= Task statement =
Each entry in the listing below should be restated word for word.

··· Exercise materials

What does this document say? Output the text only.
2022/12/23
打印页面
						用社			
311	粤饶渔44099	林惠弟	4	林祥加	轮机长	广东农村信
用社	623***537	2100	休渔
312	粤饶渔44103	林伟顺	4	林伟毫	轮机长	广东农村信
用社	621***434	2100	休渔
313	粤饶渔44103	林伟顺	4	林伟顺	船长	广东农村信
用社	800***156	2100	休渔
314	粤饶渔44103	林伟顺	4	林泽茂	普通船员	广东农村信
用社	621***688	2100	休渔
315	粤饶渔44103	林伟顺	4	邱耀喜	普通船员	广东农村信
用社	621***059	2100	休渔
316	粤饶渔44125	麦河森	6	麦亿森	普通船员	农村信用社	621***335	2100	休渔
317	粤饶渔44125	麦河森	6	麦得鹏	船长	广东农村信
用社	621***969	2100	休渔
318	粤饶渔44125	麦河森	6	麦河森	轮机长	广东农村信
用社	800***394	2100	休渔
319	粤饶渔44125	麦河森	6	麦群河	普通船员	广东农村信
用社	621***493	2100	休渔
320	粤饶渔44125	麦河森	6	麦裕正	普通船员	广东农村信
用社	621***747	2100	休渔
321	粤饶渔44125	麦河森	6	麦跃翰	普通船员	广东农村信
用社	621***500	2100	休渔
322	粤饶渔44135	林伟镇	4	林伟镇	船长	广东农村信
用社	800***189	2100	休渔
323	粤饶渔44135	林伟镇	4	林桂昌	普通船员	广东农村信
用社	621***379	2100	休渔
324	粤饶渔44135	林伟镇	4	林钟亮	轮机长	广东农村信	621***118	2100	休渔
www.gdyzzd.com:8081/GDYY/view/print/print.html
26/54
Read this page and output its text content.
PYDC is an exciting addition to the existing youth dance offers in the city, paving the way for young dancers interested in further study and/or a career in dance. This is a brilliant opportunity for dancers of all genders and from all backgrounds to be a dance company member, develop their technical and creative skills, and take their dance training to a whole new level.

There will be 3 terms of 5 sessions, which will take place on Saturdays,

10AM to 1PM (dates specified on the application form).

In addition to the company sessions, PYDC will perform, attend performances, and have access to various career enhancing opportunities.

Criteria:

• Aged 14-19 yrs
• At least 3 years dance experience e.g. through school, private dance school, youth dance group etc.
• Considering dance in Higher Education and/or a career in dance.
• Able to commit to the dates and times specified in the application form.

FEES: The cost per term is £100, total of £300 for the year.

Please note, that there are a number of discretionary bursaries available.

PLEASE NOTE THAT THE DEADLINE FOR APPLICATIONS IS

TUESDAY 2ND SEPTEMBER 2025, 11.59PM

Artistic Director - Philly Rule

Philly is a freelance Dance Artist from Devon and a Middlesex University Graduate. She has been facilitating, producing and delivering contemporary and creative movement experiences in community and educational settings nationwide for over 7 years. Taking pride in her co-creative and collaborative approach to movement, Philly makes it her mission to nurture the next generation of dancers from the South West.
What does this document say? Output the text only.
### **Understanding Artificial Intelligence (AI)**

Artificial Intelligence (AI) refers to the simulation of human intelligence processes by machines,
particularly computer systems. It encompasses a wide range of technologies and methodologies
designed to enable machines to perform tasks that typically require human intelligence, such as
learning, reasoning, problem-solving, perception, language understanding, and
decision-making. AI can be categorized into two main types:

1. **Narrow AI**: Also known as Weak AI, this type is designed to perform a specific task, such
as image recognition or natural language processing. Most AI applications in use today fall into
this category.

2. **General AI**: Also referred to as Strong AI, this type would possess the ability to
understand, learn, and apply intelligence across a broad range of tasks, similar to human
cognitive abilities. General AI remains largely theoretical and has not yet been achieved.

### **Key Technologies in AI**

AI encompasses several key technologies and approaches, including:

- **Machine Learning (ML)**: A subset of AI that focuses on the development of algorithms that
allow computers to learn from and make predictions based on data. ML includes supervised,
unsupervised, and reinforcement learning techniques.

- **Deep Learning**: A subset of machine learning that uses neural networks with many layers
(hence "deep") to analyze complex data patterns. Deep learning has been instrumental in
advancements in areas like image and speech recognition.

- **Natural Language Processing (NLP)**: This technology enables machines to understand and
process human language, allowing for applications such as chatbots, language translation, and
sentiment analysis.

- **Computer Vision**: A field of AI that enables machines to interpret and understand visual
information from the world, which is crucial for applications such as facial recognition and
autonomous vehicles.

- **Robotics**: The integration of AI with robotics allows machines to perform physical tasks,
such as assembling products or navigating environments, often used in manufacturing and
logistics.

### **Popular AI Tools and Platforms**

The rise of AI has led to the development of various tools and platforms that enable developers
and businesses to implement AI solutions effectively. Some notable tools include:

······

= Complete answer =
What does this document say? Output the text only.
2022/12/23
打印页面
						用社			
311	粤饶渔44099	林惠弟	4	林祥加	轮机长	广东农村信
用社	623***537	2100	休渔
312	粤饶渔44103	林伟顺	4	林伟毫	轮机长	广东农村信
用社	621***434	2100	休渔
313	粤饶渔44103	林伟顺	4	林伟顺	船长	广东农村信
用社	800***156	2100	休渔
314	粤饶渔44103	林伟顺	4	林泽茂	普通船员	广东农村信
用社	621***688	2100	休渔
315	粤饶渔44103	林伟顺	4	邱耀喜	普通船员	广东农村信
用社	621***059	2100	休渔
316	粤饶渔44125	麦河森	6	麦亿森	普通船员	农村信用社	621***335	2100	休渔
317	粤饶渔44125	麦河森	6	麦得鹏	船长	广东农村信
用社	621***969	2100	休渔
318	粤饶渔44125	麦河森	6	麦河森	轮机长	广东农村信
用社	800***394	2100	休渔
319	粤饶渔44125	麦河森	6	麦群河	普通船员	广东农村信
用社	621***493	2100	休渔
320	粤饶渔44125	麦河森	6	麦裕正	普通船员	广东农村信
用社	621***747	2100	休渔
321	粤饶渔44125	麦河森	6	麦跃翰	普通船员	广东农村信
用社	621***500	2100	休渔
322	粤饶渔44135	林伟镇	4	林伟镇	船长	广东农村信
用社	800***189	2100	休渔
323	粤饶渔44135	林伟镇	4	林桂昌	普通船员	广东农村信
用社	621***379	2100	休渔
324	粤饶渔44135	林伟镇	4	林钟亮	轮机长	广东农村信	621***118	2100	休渔
www.gdyzzd.com:8081/GDYY/view/print/print.html
26/54
Read this page and output its text content.
PYDC is an exciting addition to the existing youth dance offers in the city, paving the way for young dancers interested in further study and/or a career in dance. This is a brilliant opportunity for dancers of all genders and from all backgrounds to be a dance company member, develop their technical and creative skills, and take their dance training to a whole new level.

There will be 3 terms of 5 sessions, which will take place on Saturdays,

10AM to 1PM (dates specified on the application form).

In addition to the company sessions, PYDC will perform, attend performances, and have access to various career enhancing opportunities.

Criteria:

• Aged 14-19 yrs
• At least 3 years dance experience e.g. through school, private dance school, youth dance group etc.
• Considering dance in Higher Education and/or a career in dance.
• Able to commit to the dates and times specified in the application form.

FEES: The cost per term is £100, total of £300 for the year.

Please note, that there are a number of discretionary bursaries available.

PLEASE NOTE THAT THE DEADLINE FOR APPLICATIONS IS

TUESDAY 2ND SEPTEMBER 2025, 11.59PM

Artistic Director - Philly Rule

Philly is a freelance Dance Artist from Devon and a Middlesex University Graduate. She has been facilitating, producing and delivering contemporary and creative movement experiences in community and educational settings nationwide for over 7 years. Taking pride in her co-creative and collaborative approach to movement, Philly makes it her mission to nurture the next generation of dancers from the South West.
What does this document say? Output the text only.
### **Understanding Artificial Intelligence (AI)**

Artificial Intelligence (AI) refers to the simulation of human intelligence processes by machines,
particularly computer systems. It encompasses a wide range of technologies and methodologies
designed to enable machines to perform tasks that typically require human intelligence, such as
learning, reasoning, problem-solving, perception, language understanding, and
decision-making. AI can be categorized into two main types:

1. **Narrow AI**: Also known as Weak AI, this type is designed to perform a specific task, such
as image recognition or natural language processing. Most AI applications in use today fall into
this category.

2. **General AI**: Also referred to as Strong AI, this type would possess the ability to
understand, learn, and apply intelligence across a broad range of tasks, similar to human
cognitive abilities. General AI remains largely theoretical and has not yet been achieved.

### **Key Technologies in AI**

AI encompasses several key technologies and approaches, including:

- **Machine Learning (ML)**: A subset of AI that focuses on the development of algorithms that
allow computers to learn from and make predictions based on data. ML includes supervised,
unsupervised, and reinforcement learning techniques.

- **Deep Learning**: A subset of machine learning that uses neural networks with many layers
(hence "deep") to analyze complex data patterns. Deep learning has been instrumental in
advancements in areas like image and speech recognition.

- **Natural Language Processing (NLP)**: This technology enables machines to understand and
process human language, allowing for applications such as chatbots, language translation, and
sentiment analysis.

- **Computer Vision**: A field of AI that enables machines to interpret and understand visual
information from the world, which is crucial for applications such as facial recognition and
autonomous vehicles.

- **Robotics**: The integration of AI with robotics allows machines to perform physical tasks,
such as assembling products or navigating environments, often used in manufacturing and
logistics.

### **Popular AI Tools and Platforms**

The rise of AI has led to the development of various tools and platforms that enable developers
and businesses to implement AI solutions effectively. Some notable tools include:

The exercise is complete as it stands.